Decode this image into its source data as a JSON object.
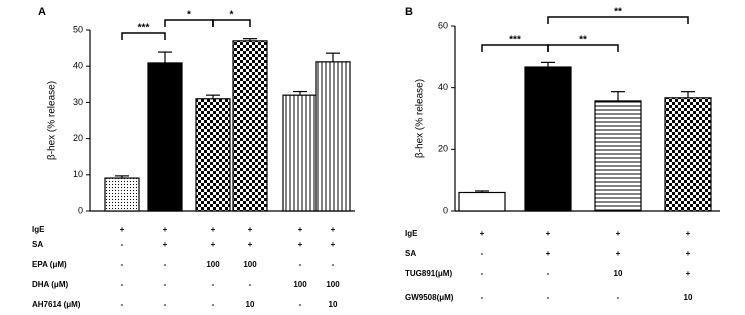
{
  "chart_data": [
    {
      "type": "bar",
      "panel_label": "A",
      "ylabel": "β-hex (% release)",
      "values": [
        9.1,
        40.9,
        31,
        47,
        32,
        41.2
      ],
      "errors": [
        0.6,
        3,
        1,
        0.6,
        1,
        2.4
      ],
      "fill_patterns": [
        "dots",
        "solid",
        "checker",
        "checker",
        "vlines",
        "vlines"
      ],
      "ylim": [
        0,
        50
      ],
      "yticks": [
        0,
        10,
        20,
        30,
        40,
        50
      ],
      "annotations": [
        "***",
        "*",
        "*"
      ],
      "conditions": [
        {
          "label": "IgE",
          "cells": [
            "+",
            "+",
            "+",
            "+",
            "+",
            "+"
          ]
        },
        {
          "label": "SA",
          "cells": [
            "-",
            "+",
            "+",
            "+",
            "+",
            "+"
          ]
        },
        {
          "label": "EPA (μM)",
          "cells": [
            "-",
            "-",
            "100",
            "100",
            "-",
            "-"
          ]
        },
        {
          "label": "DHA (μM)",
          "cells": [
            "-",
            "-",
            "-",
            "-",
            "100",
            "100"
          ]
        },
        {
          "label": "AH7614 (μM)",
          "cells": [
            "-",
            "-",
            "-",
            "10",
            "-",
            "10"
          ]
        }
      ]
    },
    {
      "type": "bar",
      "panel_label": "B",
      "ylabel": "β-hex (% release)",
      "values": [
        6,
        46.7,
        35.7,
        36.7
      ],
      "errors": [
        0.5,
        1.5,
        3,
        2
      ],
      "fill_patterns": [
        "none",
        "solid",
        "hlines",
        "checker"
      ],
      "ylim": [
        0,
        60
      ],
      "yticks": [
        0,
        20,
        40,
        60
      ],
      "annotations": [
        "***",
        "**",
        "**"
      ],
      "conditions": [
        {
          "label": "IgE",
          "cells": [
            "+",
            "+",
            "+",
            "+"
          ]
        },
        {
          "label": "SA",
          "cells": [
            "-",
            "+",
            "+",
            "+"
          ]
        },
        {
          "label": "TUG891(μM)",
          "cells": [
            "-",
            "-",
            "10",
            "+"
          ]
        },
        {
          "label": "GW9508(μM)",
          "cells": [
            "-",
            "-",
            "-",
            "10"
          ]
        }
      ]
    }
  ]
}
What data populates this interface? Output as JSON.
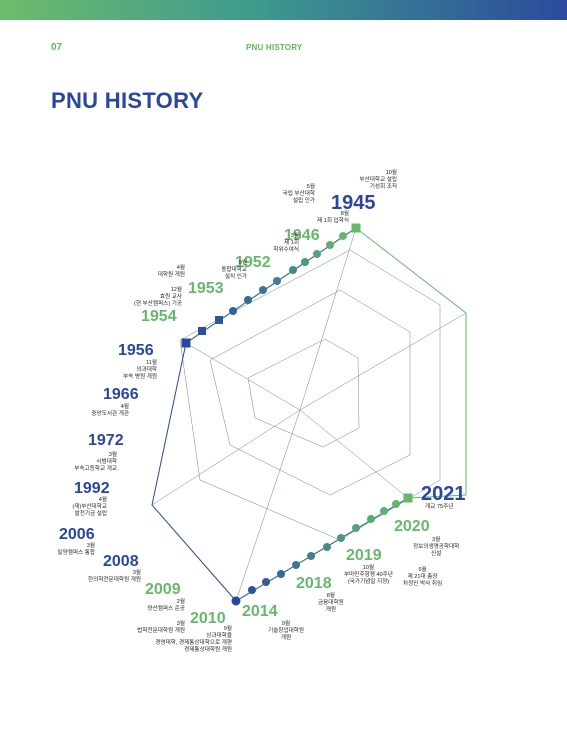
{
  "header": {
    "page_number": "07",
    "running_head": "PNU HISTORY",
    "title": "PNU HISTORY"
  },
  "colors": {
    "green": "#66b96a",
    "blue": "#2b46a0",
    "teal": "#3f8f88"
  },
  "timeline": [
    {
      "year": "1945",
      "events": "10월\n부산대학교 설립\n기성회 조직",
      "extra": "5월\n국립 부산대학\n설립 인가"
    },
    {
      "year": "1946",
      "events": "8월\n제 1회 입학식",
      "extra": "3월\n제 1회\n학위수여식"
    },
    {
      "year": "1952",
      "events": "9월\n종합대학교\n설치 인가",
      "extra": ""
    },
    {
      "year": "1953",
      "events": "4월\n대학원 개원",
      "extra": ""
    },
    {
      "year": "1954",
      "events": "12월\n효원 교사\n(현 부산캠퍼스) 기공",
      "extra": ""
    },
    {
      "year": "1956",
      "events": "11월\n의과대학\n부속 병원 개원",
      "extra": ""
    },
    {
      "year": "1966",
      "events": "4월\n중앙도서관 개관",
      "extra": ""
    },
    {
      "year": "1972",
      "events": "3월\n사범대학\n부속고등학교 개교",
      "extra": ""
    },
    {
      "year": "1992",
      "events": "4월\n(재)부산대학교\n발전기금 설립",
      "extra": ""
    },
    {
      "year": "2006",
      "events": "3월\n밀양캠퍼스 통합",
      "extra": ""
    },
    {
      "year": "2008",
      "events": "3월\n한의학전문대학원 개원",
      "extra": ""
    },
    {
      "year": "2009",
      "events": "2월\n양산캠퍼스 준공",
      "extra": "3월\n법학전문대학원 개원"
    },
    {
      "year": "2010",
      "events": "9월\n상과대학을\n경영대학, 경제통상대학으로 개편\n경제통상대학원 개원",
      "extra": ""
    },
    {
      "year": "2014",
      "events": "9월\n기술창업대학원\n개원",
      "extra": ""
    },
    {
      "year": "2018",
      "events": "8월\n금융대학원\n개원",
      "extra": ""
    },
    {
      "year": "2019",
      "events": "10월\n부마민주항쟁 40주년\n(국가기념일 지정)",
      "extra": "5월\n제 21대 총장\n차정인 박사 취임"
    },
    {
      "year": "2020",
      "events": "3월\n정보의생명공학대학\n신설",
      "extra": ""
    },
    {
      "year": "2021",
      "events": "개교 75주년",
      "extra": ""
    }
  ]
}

━━━━━━━━

WHAT YOU WILL DO:
Reproduce the material in its entirety and word for word, without the pictures.

WORKED SOLUTION:
Decode this image into its source data as a JSON object.
{
  "chart_data": [
    {
      "type": "bar",
      "panel_label": "A",
      "ylabel": "β-hex (% release)",
      "values": [
        9.1,
        40.9,
        31,
        47,
        32,
        41.2
      ],
      "errors": [
        0.6,
        3,
        1,
        0.6,
        1,
        2.4
      ],
      "fill_patterns": [
        "dots",
        "solid",
        "checker",
        "checker",
        "vlines",
        "vlines"
      ],
      "ylim": [
        0,
        50
      ],
      "yticks": [
        0,
        10,
        20,
        30,
        40,
        50
      ],
      "annotations": [
        "***",
        "*",
        "*"
      ],
      "conditions": [
        {
          "label": "IgE",
          "cells": [
            "+",
            "+",
            "+",
            "+",
            "+",
            "+"
          ]
        },
        {
          "label": "SA",
          "cells": [
            "-",
            "+",
            "+",
            "+",
            "+",
            "+"
          ]
        },
        {
          "label": "EPA (μM)",
          "cells": [
            "-",
            "-",
            "100",
            "100",
            "-",
            "-"
          ]
        },
        {
          "label": "DHA (μM)",
          "cells": [
            "-",
            "-",
            "-",
            "-",
            "100",
            "100"
          ]
        },
        {
          "label": "AH7614 (μM)",
          "cells": [
            "-",
            "-",
            "-",
            "10",
            "-",
            "10"
          ]
        }
      ]
    },
    {
      "type": "bar",
      "panel_label": "B",
      "ylabel": "β-hex (% release)",
      "values": [
        6,
        46.7,
        35.7,
        36.7
      ],
      "errors": [
        0.5,
        1.5,
        3,
        2
      ],
      "fill_patterns": [
        "none",
        "solid",
        "hlines",
        "checker"
      ],
      "ylim": [
        0,
        60
      ],
      "yticks": [
        0,
        20,
        40,
        60
      ],
      "annotations": [
        "***",
        "**",
        "**"
      ],
      "conditions": [
        {
          "label": "IgE",
          "cells": [
            "+",
            "+",
            "+",
            "+"
          ]
        },
        {
          "label": "SA",
          "cells": [
            "-",
            "+",
            "+",
            "+"
          ]
        },
        {
          "label": "TUG891(μM)",
          "cells": [
            "-",
            "-",
            "10",
            "+"
          ]
        },
        {
          "label": "GW9508(μM)",
          "cells": [
            "-",
            "-",
            "-",
            "10"
          ]
        }
      ]
    }
  ]
}
What data populates this interface? Output as JSON.
{
  "header": {
    "page_number": "07",
    "running_head": "PNU HISTORY",
    "title": "PNU HISTORY"
  },
  "colors": {
    "green": "#66b96a",
    "blue": "#2b46a0",
    "teal": "#3f8f88"
  },
  "timeline": [
    {
      "year": "1945",
      "events": "10월\n부산대학교 설립\n기성회 조직",
      "extra": "5월\n국립 부산대학\n설립 인가"
    },
    {
      "year": "1946",
      "events": "8월\n제 1회 입학식",
      "extra": "3월\n제 1회\n학위수여식"
    },
    {
      "year": "1952",
      "events": "9월\n종합대학교\n설치 인가",
      "extra": ""
    },
    {
      "year": "1953",
      "events": "4월\n대학원 개원",
      "extra": ""
    },
    {
      "year": "1954",
      "events": "12월\n효원 교사\n(현 부산캠퍼스) 기공",
      "extra": ""
    },
    {
      "year": "1956",
      "events": "11월\n의과대학\n부속 병원 개원",
      "extra": ""
    },
    {
      "year": "1966",
      "events": "4월\n중앙도서관 개관",
      "extra": ""
    },
    {
      "year": "1972",
      "events": "3월\n사범대학\n부속고등학교 개교",
      "extra": ""
    },
    {
      "year": "1992",
      "events": "4월\n(재)부산대학교\n발전기금 설립",
      "extra": ""
    },
    {
      "year": "2006",
      "events": "3월\n밀양캠퍼스 통합",
      "extra": ""
    },
    {
      "year": "2008",
      "events": "3월\n한의학전문대학원 개원",
      "extra": ""
    },
    {
      "year": "2009",
      "events": "2월\n양산캠퍼스 준공",
      "extra": "3월\n법학전문대학원 개원"
    },
    {
      "year": "2010",
      "events": "9월\n상과대학을\n경영대학, 경제통상대학으로 개편\n경제통상대학원 개원",
      "extra": ""
    },
    {
      "year": "2014",
      "events": "9월\n기술창업대학원\n개원",
      "extra": ""
    },
    {
      "year": "2018",
      "events": "8월\n금융대학원\n개원",
      "extra": ""
    },
    {
      "year": "2019",
      "events": "10월\n부마민주항쟁 40주년\n(국가기념일 지정)",
      "extra": "5월\n제 21대 총장\n차정인 박사 취임"
    },
    {
      "year": "2020",
      "events": "3월\n정보의생명공학대학\n신설",
      "extra": ""
    },
    {
      "year": "2021",
      "events": "개교 75주년",
      "extra": ""
    }
  ]
}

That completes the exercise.